THE TASK:
Search the records for "project" and copy each line that holds it.

Begin RECORDS SUPPLIED

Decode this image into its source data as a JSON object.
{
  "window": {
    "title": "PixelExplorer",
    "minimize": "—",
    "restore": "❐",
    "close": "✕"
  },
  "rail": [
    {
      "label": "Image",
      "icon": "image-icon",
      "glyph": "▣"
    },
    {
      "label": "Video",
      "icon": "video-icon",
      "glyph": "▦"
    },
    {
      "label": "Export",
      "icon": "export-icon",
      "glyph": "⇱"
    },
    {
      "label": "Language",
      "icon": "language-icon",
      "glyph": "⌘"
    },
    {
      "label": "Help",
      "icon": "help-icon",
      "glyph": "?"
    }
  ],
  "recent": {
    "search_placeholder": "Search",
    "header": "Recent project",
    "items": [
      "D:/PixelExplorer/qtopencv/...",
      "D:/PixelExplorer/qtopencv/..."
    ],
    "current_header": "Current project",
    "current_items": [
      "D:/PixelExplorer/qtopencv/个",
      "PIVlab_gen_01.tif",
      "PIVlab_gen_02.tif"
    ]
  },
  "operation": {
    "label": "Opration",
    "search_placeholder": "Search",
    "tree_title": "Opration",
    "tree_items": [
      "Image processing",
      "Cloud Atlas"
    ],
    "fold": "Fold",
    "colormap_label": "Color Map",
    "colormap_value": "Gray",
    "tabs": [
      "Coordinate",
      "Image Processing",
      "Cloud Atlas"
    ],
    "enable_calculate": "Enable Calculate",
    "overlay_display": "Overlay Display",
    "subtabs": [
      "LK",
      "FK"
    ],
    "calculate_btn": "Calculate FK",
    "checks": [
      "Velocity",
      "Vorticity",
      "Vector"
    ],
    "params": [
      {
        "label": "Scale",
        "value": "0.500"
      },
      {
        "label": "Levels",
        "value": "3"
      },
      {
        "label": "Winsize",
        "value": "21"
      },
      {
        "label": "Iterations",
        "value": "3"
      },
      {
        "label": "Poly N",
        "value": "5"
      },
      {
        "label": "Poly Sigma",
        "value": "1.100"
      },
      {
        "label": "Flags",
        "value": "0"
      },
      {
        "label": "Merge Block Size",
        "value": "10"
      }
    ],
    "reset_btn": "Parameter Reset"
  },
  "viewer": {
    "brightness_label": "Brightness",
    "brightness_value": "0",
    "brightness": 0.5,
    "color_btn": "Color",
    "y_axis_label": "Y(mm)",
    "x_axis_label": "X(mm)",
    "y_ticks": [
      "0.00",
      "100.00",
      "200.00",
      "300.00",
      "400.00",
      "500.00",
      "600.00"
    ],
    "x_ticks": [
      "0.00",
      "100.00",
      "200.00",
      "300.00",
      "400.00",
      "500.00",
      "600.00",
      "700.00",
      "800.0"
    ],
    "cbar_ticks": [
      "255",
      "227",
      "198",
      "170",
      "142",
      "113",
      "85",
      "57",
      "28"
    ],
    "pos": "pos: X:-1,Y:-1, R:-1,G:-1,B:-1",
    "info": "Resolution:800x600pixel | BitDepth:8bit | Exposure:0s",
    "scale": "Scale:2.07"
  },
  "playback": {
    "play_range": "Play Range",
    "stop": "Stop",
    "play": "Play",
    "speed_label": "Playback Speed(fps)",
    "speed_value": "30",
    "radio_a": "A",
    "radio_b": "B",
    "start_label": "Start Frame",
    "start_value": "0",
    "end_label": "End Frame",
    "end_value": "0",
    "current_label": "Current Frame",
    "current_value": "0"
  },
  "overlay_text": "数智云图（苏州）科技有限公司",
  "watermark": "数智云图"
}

End RECORDS SUPPLIED

TASK RESPONSE:
    "header": "Recent project",
    "current_header": "Current project",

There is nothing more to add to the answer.